■ **Instruction**
All material below is to be reproduced exactly.

[Stored records]
- - - -

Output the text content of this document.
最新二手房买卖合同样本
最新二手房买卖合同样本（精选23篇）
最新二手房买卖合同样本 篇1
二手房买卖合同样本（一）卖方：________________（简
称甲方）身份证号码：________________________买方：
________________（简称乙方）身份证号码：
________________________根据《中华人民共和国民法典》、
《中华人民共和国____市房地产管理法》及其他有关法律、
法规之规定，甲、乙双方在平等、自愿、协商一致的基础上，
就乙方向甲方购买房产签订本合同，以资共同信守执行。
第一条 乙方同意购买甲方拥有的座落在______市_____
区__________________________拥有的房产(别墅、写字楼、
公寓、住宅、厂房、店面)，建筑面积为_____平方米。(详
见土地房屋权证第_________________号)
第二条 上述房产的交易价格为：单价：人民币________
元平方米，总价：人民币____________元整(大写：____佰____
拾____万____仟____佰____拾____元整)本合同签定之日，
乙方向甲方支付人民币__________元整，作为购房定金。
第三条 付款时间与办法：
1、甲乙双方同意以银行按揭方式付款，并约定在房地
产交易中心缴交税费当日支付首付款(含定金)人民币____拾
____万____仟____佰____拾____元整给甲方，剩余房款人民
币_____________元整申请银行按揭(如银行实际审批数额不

- - - -

■ **Task answer**
Output the text content of this document.
最新二手房买卖合同样本
最新二手房买卖合同样本（精选23篇）
最新二手房买卖合同样本 篇1
二手房买卖合同样本（一）卖方：________________（简
称甲方）身份证号码：________________________买方：
________________（简称乙方）身份证号码：
________________________根据《中华人民共和国民法典》、
《中华人民共和国____市房地产管理法》及其他有关法律、
法规之规定，甲、乙双方在平等、自愿、协商一致的基础上，
就乙方向甲方购买房产签订本合同，以资共同信守执行。
第一条 乙方同意购买甲方拥有的座落在______市_____
区__________________________拥有的房产(别墅、写字楼、
公寓、住宅、厂房、店面)，建筑面积为_____平方米。(详
见土地房屋权证第_________________号)
第二条 上述房产的交易价格为：单价：人民币________
元平方米，总价：人民币____________元整(大写：____佰____
拾____万____仟____佰____拾____元整)本合同签定之日，
乙方向甲方支付人民币__________元整，作为购房定金。
第三条 付款时间与办法：
1、甲乙双方同意以银行按揭方式付款，并约定在房地
产交易中心缴交税费当日支付首付款(含定金)人民币____拾
____万____仟____佰____拾____元整给甲方，剩余房款人民
币_____________元整申请银行按揭(如银行实际审批数额不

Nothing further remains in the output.